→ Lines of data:
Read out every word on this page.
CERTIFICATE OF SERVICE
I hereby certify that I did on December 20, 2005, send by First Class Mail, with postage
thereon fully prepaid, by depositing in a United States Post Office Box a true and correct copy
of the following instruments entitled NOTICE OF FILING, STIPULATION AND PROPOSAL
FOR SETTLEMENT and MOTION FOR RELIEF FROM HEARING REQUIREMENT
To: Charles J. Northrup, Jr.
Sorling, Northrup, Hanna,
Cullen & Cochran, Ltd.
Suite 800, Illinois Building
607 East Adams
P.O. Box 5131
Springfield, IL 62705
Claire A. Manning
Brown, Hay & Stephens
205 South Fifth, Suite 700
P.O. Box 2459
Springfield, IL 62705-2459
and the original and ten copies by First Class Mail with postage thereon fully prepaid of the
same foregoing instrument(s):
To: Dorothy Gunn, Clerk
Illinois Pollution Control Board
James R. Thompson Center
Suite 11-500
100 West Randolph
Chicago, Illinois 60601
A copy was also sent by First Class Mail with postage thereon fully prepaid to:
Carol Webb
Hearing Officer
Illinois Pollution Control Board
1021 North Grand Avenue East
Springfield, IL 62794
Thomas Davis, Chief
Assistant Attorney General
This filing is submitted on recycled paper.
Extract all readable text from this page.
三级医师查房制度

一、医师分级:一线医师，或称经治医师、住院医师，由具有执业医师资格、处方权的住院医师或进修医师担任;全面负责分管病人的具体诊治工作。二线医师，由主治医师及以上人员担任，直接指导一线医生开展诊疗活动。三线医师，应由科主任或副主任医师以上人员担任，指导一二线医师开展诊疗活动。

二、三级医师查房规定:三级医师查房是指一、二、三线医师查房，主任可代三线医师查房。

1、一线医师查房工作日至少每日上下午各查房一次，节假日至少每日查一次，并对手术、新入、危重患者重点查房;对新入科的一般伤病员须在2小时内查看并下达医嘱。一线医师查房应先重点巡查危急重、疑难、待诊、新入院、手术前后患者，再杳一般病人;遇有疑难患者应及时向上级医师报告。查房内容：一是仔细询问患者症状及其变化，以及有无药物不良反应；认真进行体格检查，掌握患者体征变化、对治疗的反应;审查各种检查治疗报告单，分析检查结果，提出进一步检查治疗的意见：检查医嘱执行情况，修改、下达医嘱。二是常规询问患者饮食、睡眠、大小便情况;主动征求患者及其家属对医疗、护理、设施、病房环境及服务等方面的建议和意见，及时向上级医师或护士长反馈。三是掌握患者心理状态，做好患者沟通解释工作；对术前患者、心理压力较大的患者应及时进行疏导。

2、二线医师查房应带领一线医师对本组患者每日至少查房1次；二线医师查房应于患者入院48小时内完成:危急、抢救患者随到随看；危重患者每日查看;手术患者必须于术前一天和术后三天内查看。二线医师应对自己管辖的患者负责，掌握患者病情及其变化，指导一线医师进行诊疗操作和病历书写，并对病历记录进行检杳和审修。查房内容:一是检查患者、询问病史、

→ DIRECTIONS FOR THIS TASK: Provide all the records again, word for word.

→ CORRECT RESPONSE:
Read out every word on this page.
CERTIFICATE OF SERVICE
I hereby certify that I did on December 20, 2005, send by First Class Mail, with postage
thereon fully prepaid, by depositing in a United States Post Office Box a true and correct copy
of the following instruments entitled NOTICE OF FILING, STIPULATION AND PROPOSAL
FOR SETTLEMENT and MOTION FOR RELIEF FROM HEARING REQUIREMENT
To: Charles J. Northrup, Jr.
Sorling, Northrup, Hanna,
Cullen & Cochran, Ltd.
Suite 800, Illinois Building
607 East Adams
P.O. Box 5131
Springfield, IL 62705
Claire A. Manning
Brown, Hay & Stephens
205 South Fifth, Suite 700
P.O. Box 2459
Springfield, IL 62705-2459
and the original and ten copies by First Class Mail with postage thereon fully prepaid of the
same foregoing instrument(s):
To: Dorothy Gunn, Clerk
Illinois Pollution Control Board
James R. Thompson Center
Suite 11-500
100 West Randolph
Chicago, Illinois 60601
A copy was also sent by First Class Mail with postage thereon fully prepaid to:
Carol Webb
Hearing Officer
Illinois Pollution Control Board
1021 North Grand Avenue East
Springfield, IL 62794
Thomas Davis, Chief
Assistant Attorney General
This filing is submitted on recycled paper.
Extract all readable text from this page.
三级医师查房制度

一、医师分级:一线医师，或称经治医师、住院医师，由具有执业医师资格、处方权的住院医师或进修医师担任;全面负责分管病人的具体诊治工作。二线医师，由主治医师及以上人员担任，直接指导一线医生开展诊疗活动。三线医师，应由科主任或副主任医师以上人员担任，指导一二线医师开展诊疗活动。

二、三级医师查房规定:三级医师查房是指一、二、三线医师查房，主任可代三线医师查房。

1、一线医师查房工作日至少每日上下午各查房一次，节假日至少每日查一次，并对手术、新入、危重患者重点查房;对新入科的一般伤病员须在2小时内查看并下达医嘱。一线医师查房应先重点巡查危急重、疑难、待诊、新入院、手术前后患者，再杳一般病人;遇有疑难患者应及时向上级医师报告。查房内容：一是仔细询问患者症状及其变化，以及有无药物不良反应；认真进行体格检查，掌握患者体征变化、对治疗的反应;审查各种检查治疗报告单，分析检查结果，提出进一步检查治疗的意见：检查医嘱执行情况，修改、下达医嘱。二是常规询问患者饮食、睡眠、大小便情况;主动征求患者及其家属对医疗、护理、设施、病房环境及服务等方面的建议和意见，及时向上级医师或护士长反馈。三是掌握患者心理状态，做好患者沟通解释工作；对术前患者、心理压力较大的患者应及时进行疏导。

2、二线医师查房应带领一线医师对本组患者每日至少查房1次；二线医师查房应于患者入院48小时内完成:危急、抢救患者随到随看；危重患者每日查看;手术患者必须于术前一天和术后三天内查看。二线医师应对自己管辖的患者负责，掌握患者病情及其变化，指导一线医师进行诊疗操作和病历书写，并对病历记录进行检杳和审修。查房内容:一是检查患者、询问病史、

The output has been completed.